'''

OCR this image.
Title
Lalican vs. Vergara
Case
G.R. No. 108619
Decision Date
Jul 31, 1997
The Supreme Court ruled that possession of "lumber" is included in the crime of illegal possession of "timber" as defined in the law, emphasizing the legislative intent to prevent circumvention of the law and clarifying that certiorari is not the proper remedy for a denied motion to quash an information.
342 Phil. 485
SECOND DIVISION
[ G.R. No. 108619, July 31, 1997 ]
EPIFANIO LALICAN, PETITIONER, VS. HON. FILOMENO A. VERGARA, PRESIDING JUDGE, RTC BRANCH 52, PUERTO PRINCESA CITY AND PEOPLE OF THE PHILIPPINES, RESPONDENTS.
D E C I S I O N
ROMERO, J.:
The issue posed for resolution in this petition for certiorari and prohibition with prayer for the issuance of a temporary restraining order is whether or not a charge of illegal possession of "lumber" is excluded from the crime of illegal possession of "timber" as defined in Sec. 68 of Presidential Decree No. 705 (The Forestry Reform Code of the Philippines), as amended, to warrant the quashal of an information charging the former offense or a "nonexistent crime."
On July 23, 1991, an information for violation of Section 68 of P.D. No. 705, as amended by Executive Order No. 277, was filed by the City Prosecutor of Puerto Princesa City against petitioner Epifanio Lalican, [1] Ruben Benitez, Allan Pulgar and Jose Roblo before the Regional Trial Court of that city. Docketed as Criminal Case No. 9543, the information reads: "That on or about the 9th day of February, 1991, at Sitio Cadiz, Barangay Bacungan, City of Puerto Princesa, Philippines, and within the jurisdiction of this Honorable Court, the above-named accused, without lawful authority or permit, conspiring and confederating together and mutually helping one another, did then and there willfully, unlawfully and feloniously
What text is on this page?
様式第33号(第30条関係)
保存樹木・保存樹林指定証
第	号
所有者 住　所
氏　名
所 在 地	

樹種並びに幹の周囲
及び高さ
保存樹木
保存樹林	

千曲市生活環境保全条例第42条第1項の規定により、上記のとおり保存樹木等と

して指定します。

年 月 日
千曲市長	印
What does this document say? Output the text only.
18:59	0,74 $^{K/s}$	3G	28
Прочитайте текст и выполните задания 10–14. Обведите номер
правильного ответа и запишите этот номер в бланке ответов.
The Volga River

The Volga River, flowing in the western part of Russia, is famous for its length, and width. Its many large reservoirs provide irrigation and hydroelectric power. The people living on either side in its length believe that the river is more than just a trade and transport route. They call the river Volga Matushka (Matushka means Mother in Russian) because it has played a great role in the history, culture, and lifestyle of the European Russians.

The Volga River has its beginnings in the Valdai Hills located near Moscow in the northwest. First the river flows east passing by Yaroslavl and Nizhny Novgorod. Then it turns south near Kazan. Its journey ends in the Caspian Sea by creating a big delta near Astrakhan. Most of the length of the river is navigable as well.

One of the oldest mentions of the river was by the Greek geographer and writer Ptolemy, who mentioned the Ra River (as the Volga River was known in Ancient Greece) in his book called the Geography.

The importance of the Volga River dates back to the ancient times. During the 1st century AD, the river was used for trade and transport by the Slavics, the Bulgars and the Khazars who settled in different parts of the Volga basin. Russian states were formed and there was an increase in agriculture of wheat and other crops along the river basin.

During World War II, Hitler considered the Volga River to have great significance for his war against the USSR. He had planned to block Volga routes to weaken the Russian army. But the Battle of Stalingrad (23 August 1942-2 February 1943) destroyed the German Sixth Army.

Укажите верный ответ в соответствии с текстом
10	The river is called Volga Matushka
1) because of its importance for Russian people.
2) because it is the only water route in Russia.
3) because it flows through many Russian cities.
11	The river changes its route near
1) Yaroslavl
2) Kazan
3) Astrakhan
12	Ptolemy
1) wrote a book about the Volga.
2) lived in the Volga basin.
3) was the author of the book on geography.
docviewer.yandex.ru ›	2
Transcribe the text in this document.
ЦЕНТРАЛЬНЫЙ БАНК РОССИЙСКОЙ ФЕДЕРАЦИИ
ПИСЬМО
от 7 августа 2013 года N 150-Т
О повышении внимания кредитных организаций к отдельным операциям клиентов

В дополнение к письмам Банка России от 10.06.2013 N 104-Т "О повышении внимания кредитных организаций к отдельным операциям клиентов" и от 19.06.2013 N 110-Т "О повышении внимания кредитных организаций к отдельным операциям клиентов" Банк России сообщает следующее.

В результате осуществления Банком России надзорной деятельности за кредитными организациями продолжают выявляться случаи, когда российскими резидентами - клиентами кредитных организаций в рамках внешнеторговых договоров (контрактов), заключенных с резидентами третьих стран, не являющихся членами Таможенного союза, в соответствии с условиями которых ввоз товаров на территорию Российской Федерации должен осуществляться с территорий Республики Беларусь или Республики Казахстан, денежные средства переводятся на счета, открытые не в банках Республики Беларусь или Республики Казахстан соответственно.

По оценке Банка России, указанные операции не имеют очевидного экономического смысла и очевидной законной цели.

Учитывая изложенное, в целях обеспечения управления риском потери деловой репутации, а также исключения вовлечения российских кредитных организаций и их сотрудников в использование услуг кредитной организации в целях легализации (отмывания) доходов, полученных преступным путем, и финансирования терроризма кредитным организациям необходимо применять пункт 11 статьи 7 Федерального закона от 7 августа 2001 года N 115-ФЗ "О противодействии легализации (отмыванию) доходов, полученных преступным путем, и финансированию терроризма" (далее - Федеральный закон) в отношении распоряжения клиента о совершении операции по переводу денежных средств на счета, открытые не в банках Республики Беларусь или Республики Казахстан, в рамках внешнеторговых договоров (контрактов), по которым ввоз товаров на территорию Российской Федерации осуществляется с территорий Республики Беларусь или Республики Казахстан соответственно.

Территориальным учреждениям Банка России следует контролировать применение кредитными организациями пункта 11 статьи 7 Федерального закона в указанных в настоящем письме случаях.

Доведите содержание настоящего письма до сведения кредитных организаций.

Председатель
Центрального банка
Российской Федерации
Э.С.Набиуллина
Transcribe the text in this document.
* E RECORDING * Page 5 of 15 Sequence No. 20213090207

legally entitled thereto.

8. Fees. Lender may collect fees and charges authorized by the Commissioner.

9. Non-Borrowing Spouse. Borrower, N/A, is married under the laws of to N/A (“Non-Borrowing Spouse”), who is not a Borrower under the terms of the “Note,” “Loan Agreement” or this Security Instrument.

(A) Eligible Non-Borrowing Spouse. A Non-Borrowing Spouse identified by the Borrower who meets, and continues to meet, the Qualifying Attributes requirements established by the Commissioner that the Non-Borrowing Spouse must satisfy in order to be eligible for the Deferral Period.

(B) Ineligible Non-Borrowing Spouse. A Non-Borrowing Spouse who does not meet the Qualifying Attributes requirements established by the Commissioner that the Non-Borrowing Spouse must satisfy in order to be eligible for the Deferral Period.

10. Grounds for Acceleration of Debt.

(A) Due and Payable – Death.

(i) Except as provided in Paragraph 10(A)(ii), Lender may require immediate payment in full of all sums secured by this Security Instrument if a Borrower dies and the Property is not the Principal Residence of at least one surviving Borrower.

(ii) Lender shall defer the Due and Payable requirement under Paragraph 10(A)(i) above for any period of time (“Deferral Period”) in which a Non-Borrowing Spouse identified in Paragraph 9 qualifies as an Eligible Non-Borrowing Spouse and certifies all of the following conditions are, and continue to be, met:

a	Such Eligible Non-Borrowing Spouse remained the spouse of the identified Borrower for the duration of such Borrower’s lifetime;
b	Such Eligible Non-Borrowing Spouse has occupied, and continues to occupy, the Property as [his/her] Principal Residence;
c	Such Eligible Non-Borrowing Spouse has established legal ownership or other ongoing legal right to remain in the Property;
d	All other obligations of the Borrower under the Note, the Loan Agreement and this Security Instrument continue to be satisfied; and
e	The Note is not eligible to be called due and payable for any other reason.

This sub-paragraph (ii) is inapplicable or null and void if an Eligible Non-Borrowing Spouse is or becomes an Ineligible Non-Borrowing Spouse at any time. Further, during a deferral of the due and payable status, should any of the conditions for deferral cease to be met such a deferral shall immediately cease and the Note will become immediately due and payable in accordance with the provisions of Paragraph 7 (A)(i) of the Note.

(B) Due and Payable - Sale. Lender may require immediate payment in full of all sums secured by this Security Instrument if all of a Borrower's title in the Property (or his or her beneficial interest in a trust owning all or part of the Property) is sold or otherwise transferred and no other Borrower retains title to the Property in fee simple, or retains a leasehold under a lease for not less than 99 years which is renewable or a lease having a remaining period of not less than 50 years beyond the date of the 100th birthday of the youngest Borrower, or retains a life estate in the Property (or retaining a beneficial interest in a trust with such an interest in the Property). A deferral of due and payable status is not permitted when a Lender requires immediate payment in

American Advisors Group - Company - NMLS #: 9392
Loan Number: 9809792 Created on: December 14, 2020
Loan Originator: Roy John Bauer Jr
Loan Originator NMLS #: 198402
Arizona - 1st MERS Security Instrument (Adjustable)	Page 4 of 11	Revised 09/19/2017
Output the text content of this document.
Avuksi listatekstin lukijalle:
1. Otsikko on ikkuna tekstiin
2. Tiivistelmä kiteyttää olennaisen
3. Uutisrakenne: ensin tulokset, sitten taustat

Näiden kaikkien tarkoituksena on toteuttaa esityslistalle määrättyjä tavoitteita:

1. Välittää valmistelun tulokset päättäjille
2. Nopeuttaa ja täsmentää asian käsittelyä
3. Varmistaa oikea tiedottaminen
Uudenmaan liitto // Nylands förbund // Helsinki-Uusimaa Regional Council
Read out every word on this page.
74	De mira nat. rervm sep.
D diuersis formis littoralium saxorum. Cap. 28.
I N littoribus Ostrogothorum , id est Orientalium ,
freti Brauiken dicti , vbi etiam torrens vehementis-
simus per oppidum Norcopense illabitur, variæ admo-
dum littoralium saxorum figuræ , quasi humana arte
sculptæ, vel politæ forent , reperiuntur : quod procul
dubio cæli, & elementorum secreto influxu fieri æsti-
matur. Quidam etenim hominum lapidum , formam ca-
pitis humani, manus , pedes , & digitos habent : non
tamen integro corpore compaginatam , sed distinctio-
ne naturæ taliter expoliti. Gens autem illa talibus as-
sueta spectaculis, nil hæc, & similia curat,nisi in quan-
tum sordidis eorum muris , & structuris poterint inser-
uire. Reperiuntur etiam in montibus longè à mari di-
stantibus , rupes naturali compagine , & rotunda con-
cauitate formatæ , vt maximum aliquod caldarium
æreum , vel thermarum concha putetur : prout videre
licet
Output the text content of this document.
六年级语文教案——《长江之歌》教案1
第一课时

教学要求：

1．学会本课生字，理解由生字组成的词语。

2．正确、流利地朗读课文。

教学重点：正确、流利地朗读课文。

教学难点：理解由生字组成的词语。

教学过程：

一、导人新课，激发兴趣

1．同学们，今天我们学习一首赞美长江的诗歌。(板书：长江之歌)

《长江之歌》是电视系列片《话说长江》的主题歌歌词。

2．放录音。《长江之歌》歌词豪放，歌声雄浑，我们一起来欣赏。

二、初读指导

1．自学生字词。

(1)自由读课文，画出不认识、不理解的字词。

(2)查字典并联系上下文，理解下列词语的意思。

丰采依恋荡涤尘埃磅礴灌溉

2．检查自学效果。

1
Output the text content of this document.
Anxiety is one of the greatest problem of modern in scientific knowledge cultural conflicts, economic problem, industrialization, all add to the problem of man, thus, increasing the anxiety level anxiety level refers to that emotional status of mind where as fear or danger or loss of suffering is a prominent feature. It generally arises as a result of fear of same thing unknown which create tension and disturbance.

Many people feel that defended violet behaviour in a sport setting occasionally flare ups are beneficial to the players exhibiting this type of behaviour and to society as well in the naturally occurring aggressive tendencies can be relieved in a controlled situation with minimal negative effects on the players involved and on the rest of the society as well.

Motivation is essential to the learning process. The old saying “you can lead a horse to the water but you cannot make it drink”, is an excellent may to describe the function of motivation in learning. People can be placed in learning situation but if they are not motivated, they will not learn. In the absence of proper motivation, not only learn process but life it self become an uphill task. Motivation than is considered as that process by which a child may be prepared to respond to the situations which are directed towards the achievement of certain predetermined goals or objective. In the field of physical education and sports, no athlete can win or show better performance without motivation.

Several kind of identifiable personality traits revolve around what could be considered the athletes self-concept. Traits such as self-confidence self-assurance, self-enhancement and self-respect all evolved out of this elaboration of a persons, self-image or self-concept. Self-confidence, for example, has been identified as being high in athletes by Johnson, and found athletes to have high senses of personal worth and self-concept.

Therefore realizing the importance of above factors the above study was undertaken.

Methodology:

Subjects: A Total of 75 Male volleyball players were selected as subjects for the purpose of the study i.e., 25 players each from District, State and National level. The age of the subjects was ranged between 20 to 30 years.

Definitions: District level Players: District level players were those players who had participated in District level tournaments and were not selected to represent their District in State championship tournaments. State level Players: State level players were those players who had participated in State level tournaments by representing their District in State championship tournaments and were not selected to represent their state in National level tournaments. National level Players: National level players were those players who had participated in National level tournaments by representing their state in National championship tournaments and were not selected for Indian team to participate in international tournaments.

'''

# [Problem details]
Only the number is wanted: how many lines of the material above include the word "called"?

# [Task output]
3